■ **What you should do**
Quote the listing below in full and exactly as written, but omit every picture.

Records contained in a dataset

** begin **

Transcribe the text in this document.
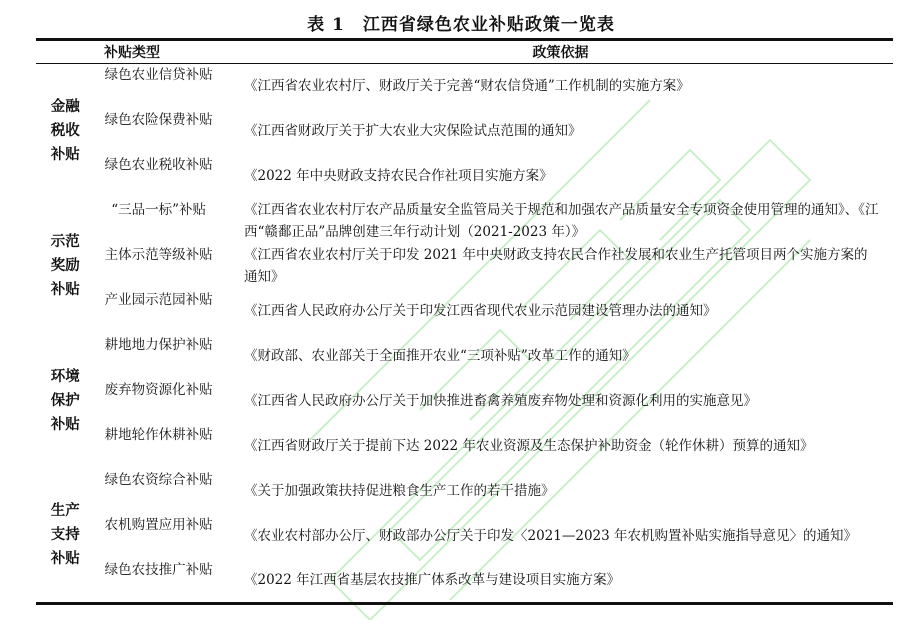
表 1　江西省绿色农业补贴政策一览表
补贴类型		政策依据
金融税收补贴	绿色农业信贷补贴	《江西省农业农村厅、财政厅关于完善“财农信贷通”工作机制的实施方案》

	绿色农险保费补贴	《江西省财政厅关于扩大农业大灾保险试点范围的通知》

	绿色农业税收补贴	《2022 年中央财政支持农民合作社项目实施方案》
示范奖励补贴	“三品一标”补贴	《江西省农业农村厅农产品质量安全监管局关于规范和加强农产品质量安全专项资金使用管理的通知》、《江西“赣鄱正品”品牌创建三年行动计划（2021-2023 年）》

	主体示范等级补贴	《江西省农业农村厅关于印发 2021 年中央财政支持农民合作社发展和农业生产托管项目两个实施方案的通知》

	产业园示范园补贴	《江西省人民政府办公厅关于印发江西省现代农业示范园建设管理办法的通知》
环境保护补贴	耕地地力保护补贴	《财政部、农业部关于全面推开农业“三项补贴”改革工作的通知》

	废弃物资源化补贴	《江西省人民政府办公厅关于加快推进畜禽养殖废弃物处理和资源化利用的实施意见》

	耕地轮作休耕补贴	《江西省财政厅关于提前下达 2022 年农业资源及生态保护补助资金（轮作休耕）预算的通知》
生产支持补贴	绿色农资综合补贴	《关于加强政策扶持促进粮食生产工作的若干措施》

	农机购置应用补贴	《农业农村部办公厅、财政部办公厅关于印发〈2021—2023 年农机购置补贴实施指导意见〉的通知》

	绿色农技推广补贴	《2022 年江西省基层农技推广体系改革与建设项目实施方案》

** end **

■ **Response for this exercise**
Transcribe the text in this document.
表 1　江西省绿色农业补贴政策一览表
补贴类型		政策依据
金融税收补贴	绿色农业信贷补贴	《江西省农业农村厅、财政厅关于完善“财农信贷通”工作机制的实施方案》

	绿色农险保费补贴	《江西省财政厅关于扩大农业大灾保险试点范围的通知》

	绿色农业税收补贴	《2022 年中央财政支持农民合作社项目实施方案》
示范奖励补贴	“三品一标”补贴	《江西省农业农村厅农产品质量安全监管局关于规范和加强农产品质量安全专项资金使用管理的通知》、《江西“赣鄱正品”品牌创建三年行动计划（2021-2023 年）》

	主体示范等级补贴	《江西省农业农村厅关于印发 2021 年中央财政支持农民合作社发展和农业生产托管项目两个实施方案的通知》

	产业园示范园补贴	《江西省人民政府办公厅关于印发江西省现代农业示范园建设管理办法的通知》
环境保护补贴	耕地地力保护补贴	《财政部、农业部关于全面推开农业“三项补贴”改革工作的通知》

	废弃物资源化补贴	《江西省人民政府办公厅关于加快推进畜禽养殖废弃物处理和资源化利用的实施意见》

	耕地轮作休耕补贴	《江西省财政厅关于提前下达 2022 年农业资源及生态保护补助资金（轮作休耕）预算的通知》
生产支持补贴	绿色农资综合补贴	《关于加强政策扶持促进粮食生产工作的若干措施》

	农机购置应用补贴	《农业农村部办公厅、财政部办公厅关于印发〈2021—2023 年农机购置补贴实施指导意见〉的通知》

	绿色农技推广补贴	《2022 年江西省基层农技推广体系改革与建设项目实施方案》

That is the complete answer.